---------- Secção de texto

Além destas duas realidades, há ainda a variável do risco político em Itália. Neste momento, ninguém consegue prever o futuro da política italiana. Parece, contudo, que teremos um de dois cenários. Poderá haver uma aliança entre o Movimento 5 Estrelas e a Liga. Após as derrotas de Berlusconi e de Renzi nas eleições, esta será a única maioria parlamentar politicamente possível. Esta aliança improvável não terá que resultar necessariamente num governo de coligação. Poderemos ter um governo do Movimento 5 Estrelas com o apoio parlamentar da Liga, uma espécie de geringonça italiana. Ou a fórmula inversa, um governo liderado pela Liga, na sua condição de maior partido da maior coligação eleitoral (a coligação de direita), e apoiado pelos 5 Estrelas. Mas neste ultimo caso, na prática, estaríamos perante uma coligação entre a Liga e o Movimento 5 Estrelas. Um segundo cenário passará pela realização de novas eleições, provavelmente em Outubro e um governo de gestão até lá. De acordo com as sondagens, o resultado mais provável seria o reforço da votação nos dois partidos anti-sistema.
Parece assim quase inevitável que a Itália terá num futuro mais ou menos próximo um governo populista cuja política económica assentará no aumento da despesa pública, na diminuição da receita fiscal ou até em ambas. Veja-se por exemplo, uma aliança entre o Movimento 5 Estrelas e a Liga. O primeiro prometeu aumentar a despesa pública para reforçar os apoios sociais no sul da Itália, onde se encontra a sua base eleitoral. A Liga prometeu baixar os impostos pagos pelas classes médias do Norte e do Centro de Itália. Esta combinação, a única que permite uma aliança entre as forças populistas, será explosiva para a dívida italiana e para o preço das obrigações soberanas italianas nos mercados financeiros. O risco italiano constitui o maior perigo para a estabilidade da zona Euro e dos mercados.

--------------------
---------- Excertos de dados

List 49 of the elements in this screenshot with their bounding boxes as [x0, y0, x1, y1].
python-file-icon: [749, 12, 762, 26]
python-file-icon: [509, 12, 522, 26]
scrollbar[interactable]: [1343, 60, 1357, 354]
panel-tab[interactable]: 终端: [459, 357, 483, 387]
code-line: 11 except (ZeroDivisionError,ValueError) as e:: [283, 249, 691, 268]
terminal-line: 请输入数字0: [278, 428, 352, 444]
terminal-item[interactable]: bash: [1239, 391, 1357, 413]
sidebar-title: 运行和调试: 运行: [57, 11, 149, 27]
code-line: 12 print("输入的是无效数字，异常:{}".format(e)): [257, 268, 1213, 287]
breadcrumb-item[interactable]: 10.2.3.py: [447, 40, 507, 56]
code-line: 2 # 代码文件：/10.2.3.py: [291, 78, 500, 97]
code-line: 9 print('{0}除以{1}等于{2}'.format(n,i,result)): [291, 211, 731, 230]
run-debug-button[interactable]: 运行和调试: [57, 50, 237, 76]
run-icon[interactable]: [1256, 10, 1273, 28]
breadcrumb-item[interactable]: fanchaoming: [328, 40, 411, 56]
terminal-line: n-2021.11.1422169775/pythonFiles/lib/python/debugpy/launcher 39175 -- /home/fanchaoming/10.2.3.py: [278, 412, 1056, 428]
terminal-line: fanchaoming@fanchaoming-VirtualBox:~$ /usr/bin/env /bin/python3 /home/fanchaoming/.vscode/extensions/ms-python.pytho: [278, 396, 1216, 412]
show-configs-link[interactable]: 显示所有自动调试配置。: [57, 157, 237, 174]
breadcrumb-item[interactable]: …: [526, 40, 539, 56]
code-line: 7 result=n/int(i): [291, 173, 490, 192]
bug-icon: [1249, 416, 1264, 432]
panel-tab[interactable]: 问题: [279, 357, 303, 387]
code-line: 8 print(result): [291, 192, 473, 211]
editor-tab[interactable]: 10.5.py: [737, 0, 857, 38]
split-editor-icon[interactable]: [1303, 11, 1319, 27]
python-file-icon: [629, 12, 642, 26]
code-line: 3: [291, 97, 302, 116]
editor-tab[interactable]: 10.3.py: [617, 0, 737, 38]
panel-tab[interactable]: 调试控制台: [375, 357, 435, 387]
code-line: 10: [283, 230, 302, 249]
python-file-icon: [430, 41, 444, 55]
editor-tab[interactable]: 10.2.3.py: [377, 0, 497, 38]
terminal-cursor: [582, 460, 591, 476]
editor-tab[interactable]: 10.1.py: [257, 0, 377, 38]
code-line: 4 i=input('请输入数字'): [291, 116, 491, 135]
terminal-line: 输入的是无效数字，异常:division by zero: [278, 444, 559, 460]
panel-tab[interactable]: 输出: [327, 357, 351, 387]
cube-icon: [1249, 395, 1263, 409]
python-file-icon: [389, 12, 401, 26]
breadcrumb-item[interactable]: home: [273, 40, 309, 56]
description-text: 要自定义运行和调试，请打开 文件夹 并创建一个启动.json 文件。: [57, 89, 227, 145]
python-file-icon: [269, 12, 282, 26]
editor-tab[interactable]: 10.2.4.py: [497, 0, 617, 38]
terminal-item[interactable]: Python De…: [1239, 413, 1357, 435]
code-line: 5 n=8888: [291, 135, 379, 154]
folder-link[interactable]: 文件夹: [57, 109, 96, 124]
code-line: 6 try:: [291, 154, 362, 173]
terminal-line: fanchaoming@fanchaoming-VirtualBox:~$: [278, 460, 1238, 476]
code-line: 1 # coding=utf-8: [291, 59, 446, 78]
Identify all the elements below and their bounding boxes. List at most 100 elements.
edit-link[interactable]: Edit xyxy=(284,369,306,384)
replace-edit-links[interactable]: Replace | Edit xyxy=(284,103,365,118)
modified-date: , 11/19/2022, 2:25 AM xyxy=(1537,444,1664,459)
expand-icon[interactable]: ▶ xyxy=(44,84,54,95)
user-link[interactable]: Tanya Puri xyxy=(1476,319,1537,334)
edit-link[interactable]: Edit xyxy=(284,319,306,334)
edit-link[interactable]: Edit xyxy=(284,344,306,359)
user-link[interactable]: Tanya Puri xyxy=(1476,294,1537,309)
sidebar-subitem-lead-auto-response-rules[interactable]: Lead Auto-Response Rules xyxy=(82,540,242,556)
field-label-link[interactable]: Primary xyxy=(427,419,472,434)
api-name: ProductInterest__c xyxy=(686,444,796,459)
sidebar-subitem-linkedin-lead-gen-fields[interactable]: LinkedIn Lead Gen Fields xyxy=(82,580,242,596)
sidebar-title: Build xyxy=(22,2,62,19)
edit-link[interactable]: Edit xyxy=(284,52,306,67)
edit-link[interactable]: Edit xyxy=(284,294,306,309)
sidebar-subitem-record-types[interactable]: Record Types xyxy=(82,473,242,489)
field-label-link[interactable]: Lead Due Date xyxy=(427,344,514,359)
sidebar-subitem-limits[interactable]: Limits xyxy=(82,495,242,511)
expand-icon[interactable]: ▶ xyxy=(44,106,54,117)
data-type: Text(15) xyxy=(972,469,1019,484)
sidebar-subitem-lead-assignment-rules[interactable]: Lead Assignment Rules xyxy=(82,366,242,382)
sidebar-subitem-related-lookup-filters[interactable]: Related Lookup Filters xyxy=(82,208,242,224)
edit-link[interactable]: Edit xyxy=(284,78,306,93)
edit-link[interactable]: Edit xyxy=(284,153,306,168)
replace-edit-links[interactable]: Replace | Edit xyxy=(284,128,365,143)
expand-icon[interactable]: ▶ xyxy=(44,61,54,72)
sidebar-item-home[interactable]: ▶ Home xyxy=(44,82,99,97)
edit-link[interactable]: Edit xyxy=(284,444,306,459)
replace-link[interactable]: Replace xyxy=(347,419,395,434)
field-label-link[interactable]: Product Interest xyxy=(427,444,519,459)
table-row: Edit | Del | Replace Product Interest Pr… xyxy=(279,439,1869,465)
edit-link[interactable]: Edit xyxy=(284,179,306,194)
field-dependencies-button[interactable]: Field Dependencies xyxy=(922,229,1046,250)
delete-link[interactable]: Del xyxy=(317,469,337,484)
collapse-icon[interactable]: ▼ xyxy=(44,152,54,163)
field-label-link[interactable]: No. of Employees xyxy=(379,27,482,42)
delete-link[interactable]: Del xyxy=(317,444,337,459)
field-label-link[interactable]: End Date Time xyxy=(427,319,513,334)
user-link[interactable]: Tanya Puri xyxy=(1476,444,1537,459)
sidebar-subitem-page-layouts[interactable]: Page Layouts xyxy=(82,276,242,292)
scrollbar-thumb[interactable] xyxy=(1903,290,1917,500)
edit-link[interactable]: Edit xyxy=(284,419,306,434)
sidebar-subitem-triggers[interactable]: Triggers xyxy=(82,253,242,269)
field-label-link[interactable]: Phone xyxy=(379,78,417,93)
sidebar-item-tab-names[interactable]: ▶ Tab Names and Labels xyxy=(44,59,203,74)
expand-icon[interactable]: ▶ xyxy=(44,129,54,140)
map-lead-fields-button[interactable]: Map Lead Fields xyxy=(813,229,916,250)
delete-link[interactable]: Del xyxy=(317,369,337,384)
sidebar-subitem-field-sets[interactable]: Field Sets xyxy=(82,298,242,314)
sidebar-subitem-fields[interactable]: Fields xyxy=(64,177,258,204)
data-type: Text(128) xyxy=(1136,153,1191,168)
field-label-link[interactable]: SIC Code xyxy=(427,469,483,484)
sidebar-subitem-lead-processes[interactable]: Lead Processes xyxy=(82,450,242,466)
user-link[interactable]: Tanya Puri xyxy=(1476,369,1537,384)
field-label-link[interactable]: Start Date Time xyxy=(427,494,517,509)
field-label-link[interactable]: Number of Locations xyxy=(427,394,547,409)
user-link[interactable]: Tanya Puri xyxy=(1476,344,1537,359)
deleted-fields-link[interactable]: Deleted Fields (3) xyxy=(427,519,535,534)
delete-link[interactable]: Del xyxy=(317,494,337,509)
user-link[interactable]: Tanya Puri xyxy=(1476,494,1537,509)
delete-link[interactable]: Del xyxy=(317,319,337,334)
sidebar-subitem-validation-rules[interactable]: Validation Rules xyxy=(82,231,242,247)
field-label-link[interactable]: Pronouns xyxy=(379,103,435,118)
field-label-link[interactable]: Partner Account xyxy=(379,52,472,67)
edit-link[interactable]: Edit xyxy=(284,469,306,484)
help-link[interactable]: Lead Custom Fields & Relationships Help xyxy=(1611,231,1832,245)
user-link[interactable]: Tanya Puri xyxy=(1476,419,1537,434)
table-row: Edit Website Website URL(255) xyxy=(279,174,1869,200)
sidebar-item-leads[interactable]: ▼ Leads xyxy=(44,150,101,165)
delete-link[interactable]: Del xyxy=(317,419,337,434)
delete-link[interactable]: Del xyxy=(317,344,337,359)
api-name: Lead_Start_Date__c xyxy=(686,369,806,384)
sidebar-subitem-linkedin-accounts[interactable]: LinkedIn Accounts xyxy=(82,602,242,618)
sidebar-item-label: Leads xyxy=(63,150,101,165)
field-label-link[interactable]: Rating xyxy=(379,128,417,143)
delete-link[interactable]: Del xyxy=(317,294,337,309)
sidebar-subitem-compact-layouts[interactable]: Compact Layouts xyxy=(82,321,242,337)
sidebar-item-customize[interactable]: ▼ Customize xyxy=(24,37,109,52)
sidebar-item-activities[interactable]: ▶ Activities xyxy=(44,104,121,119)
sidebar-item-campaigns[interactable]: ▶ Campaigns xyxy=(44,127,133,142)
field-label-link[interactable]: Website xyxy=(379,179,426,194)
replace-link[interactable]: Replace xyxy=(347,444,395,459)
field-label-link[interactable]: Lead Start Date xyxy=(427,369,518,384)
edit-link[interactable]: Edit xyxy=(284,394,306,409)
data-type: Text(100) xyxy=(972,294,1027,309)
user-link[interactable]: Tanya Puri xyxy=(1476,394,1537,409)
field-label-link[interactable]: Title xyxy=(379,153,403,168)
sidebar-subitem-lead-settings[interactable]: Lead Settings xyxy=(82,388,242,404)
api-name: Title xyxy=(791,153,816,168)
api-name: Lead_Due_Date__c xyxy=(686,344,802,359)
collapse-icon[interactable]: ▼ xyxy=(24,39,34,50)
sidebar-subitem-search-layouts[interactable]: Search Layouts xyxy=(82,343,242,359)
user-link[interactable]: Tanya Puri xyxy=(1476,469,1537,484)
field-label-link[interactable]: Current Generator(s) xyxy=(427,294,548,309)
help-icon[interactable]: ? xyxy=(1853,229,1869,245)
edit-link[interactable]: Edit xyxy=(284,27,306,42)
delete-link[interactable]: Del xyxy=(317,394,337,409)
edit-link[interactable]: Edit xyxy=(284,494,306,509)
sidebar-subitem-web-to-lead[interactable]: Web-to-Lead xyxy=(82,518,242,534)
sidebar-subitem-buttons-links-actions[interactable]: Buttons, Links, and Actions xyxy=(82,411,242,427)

--------------------

→ Instrução de trabalho 1
No texto sobre o risco político em Itália, o que prometeu a Liga?
→ Instrução de trabalho 2
Segundo o texto sobre o risco político em Itália, por que razão a aliança entre o Movimento 5 Estrelas e a Liga seria a única maioria parlamentar politicamente possível? Responda em uma a três frases.
→ Instrução de trabalho 3
Prossiga o texto sobre o risco político em Itália a partir do ponto em que termina.
Os registos não têm qualquer relação com o texto.

→ Área de resposta 1
A Liga prometeu baixar os impostos pagos pelas classes médias do Norte e do Centro de Itália.

→ Área de resposta 2
Seria a única maioria possível porque Berlusconi e Renzi foram derrotados nas eleições.

→ Área de resposta 3
Com uma dívida pública elevada, o fim da política monetária expansionista do BCE no horizonte e os perigos do risco Itália, o governo deve preparar as melhores condições para vender obrigações soberanas a um preço razoável nos mercados internacionais. Não poderá continuar, durante muito tempo, a contar com a liquidez do BCE nem com os bancos nacionais. É aqui que entram a BlackRock e a Pimco.
Os dois fundos consideram que foram prejudicados com a passagem de linhas de obrigações do Novo Banco para o banco mau no final de 2015. O Banco de Portugal afirma que agiu em conformidade com a lei. Independentemente da razão legal, a resolução do diferendo nos tribunais não é do interesse do Estado português. Um processo jurídico prolongado afecta a imagem de Portugal nos mercados e, sobretudo, impede que a BlackRock e a Pimco comprem dívida portuguesa. Sem o programa do BCE e a diminuição da capacidade dos bancos nacionais para comprar dívida soberana, Portugal precisa da disponibilidade de dois dos maiores fundos globais a investir em obrigações soberanas. Quer a BlackRock como a Pimco foram muito importantes para o regresso de Portugal aos mercados em 2014.
Os mercados de obrigações estão relativamente tranquilos, mas podem mudar rápida e subitamente. O mais provável é que se tornem mais agitados na Europa durante o próximo ano. A economia e o sistema financeiro portugueses ainda estão numa posição frágil. Se os mercados se agitarem, convém contar com fundos como a BlackRock e a Pimco do nosso lado e não contra nós. Seria assim avisado que o Estado português chegasse a um acordo com esses dois fundos, e outros mais pequenos, nos próximos meses. Se a tempestade regressar aos mercados, precisamos de aliados e não de adversários.